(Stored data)
··········
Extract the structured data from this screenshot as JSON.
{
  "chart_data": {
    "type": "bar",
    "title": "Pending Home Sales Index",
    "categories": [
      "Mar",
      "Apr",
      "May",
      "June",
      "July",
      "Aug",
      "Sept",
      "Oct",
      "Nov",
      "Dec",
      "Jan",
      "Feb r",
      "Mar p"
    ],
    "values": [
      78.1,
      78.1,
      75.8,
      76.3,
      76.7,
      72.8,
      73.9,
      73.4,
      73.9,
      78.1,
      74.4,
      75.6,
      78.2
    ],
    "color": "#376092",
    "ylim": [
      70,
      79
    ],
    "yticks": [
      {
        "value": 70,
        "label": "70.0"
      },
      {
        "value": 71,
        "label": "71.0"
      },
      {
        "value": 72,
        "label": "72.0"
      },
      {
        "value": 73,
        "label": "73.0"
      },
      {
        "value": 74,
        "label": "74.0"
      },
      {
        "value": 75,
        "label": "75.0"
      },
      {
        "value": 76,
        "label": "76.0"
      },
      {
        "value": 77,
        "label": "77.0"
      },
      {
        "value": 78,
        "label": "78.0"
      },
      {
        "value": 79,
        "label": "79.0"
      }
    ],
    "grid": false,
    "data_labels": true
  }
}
··········
Aim —
All of the entries above need to be reproduced exactly.

Exercise result —
Extract the structured data from this screenshot as JSON.
{
  "chart_data": {
    "type": "bar",
    "title": "Pending Home Sales Index",
    "categories": [
      "Mar",
      "Apr",
      "May",
      "June",
      "July",
      "Aug",
      "Sept",
      "Oct",
      "Nov",
      "Dec",
      "Jan",
      "Feb r",
      "Mar p"
    ],
    "values": [
      78.1,
      78.1,
      75.8,
      76.3,
      76.7,
      72.8,
      73.9,
      73.4,
      73.9,
      78.1,
      74.4,
      75.6,
      78.2
    ],
    "color": "#376092",
    "ylim": [
      70,
      79
    ],
    "yticks": [
      {
        "value": 70,
        "label": "70.0"
      },
      {
        "value": 71,
        "label": "71.0"
      },
      {
        "value": 72,
        "label": "72.0"
      },
      {
        "value": 73,
        "label": "73.0"
      },
      {
        "value": 74,
        "label": "74.0"
      },
      {
        "value": 75,
        "label": "75.0"
      },
      {
        "value": 76,
        "label": "76.0"
      },
      {
        "value": 77,
        "label": "77.0"
      },
      {
        "value": 78,
        "label": "78.0"
      },
      {
        "value": 79,
        "label": "79.0"
      }
    ],
    "grid": false,
    "data_labels": true
  }
}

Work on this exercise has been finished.